[TO BE DONE]
Copy down every line where the string "新能源汽车技术" shows up.

[DATA]
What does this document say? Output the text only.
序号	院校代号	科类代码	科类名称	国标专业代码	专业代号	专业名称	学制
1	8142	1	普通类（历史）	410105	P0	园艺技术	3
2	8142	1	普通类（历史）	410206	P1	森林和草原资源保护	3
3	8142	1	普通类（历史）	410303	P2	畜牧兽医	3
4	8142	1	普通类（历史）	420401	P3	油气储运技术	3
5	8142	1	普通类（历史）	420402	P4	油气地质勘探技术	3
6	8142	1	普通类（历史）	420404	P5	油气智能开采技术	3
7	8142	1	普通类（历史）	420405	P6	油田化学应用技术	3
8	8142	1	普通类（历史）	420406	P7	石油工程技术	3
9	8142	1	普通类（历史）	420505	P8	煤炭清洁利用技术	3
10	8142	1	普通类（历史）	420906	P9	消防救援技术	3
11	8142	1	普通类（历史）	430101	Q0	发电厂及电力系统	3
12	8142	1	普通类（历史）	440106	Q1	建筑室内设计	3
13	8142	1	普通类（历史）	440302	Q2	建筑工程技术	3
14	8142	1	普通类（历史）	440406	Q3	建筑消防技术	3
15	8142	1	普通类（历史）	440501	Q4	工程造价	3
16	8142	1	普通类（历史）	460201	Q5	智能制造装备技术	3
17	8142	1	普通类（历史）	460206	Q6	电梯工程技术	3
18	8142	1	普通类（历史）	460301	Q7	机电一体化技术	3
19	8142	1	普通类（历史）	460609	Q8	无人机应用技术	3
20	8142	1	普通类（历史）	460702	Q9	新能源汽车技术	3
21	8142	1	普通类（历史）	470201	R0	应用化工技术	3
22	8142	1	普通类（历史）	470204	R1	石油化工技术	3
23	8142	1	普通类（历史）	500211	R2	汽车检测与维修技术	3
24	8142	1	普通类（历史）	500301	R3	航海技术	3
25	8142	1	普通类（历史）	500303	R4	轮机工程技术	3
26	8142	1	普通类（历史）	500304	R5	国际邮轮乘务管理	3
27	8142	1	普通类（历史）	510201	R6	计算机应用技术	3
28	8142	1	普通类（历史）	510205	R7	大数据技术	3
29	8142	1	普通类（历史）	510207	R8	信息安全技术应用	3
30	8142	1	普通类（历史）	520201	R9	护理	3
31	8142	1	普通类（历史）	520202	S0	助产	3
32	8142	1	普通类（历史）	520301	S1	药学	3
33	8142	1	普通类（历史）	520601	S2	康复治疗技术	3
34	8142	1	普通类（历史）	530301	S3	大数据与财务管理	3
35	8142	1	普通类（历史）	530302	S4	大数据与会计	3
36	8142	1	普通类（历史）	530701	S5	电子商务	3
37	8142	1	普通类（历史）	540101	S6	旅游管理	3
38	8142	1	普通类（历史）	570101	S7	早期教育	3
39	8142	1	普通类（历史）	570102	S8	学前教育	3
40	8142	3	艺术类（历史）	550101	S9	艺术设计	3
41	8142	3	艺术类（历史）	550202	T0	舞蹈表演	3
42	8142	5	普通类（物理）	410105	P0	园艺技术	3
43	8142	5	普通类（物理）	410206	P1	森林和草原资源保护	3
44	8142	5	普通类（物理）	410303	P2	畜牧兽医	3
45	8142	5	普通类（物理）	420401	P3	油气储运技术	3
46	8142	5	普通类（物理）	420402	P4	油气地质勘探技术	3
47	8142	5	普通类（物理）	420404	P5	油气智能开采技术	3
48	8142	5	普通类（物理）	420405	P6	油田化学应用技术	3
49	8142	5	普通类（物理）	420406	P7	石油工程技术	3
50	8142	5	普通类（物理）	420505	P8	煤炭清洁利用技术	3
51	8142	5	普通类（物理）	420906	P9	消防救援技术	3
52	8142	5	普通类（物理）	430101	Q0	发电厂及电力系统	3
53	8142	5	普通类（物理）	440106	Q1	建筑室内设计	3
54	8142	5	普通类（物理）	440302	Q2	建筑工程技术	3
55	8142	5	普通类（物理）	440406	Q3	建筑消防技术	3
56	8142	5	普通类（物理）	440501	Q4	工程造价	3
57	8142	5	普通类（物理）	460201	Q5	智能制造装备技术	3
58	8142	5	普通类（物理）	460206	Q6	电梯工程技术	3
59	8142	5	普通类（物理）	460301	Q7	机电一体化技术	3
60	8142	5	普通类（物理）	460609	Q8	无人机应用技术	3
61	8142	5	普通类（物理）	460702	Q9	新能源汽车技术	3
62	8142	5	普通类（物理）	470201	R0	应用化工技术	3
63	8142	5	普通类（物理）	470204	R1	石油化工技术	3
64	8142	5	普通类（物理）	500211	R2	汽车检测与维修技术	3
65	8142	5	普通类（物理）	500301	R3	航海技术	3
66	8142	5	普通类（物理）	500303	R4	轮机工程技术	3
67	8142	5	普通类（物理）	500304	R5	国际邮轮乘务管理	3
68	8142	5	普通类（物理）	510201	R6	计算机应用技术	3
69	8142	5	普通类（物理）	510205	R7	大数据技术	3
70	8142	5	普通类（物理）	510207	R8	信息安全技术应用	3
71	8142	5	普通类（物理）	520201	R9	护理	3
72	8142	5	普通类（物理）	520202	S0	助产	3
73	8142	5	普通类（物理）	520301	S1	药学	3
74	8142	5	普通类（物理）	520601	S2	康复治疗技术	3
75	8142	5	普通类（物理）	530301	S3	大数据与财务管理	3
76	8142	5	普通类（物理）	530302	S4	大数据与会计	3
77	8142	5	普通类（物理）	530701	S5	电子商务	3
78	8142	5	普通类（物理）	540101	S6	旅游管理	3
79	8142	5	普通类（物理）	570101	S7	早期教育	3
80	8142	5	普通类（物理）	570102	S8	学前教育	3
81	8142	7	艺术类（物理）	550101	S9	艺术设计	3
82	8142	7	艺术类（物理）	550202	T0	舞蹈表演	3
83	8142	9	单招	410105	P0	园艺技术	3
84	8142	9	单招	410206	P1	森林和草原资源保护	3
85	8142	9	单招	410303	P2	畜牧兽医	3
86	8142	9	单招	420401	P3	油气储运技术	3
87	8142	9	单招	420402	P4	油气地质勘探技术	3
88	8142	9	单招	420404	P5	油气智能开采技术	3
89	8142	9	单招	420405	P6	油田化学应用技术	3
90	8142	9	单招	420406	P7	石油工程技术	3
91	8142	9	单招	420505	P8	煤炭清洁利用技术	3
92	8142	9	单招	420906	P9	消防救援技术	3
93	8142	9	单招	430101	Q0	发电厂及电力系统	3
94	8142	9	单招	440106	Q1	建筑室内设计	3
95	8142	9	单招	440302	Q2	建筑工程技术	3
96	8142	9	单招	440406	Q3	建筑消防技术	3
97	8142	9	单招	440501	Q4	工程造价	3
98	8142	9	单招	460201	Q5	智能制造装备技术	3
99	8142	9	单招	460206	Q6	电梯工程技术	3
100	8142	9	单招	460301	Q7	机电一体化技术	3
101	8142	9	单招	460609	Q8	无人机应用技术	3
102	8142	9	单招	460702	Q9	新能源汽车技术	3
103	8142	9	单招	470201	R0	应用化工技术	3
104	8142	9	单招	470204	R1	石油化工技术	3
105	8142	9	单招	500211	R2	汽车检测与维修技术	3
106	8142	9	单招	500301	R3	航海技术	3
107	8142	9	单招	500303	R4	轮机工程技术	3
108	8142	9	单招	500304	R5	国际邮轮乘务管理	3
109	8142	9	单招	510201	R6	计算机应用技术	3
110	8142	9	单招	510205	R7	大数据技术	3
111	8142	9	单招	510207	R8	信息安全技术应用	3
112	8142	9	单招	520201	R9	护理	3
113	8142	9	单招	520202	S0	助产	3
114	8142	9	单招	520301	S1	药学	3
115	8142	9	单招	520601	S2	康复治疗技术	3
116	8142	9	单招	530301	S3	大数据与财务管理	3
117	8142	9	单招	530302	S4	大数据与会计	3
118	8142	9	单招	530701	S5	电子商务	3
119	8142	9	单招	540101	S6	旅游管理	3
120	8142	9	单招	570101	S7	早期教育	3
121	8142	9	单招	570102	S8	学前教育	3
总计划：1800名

[RESPONSE]
20	8142	1	普通类（历史）	460702	Q9	新能源汽车技术	3
61	8142	5	普通类（物理）	460702	Q9	新能源汽车技术	3
102	8142	9	单招	460702	Q9	新能源汽车技术	3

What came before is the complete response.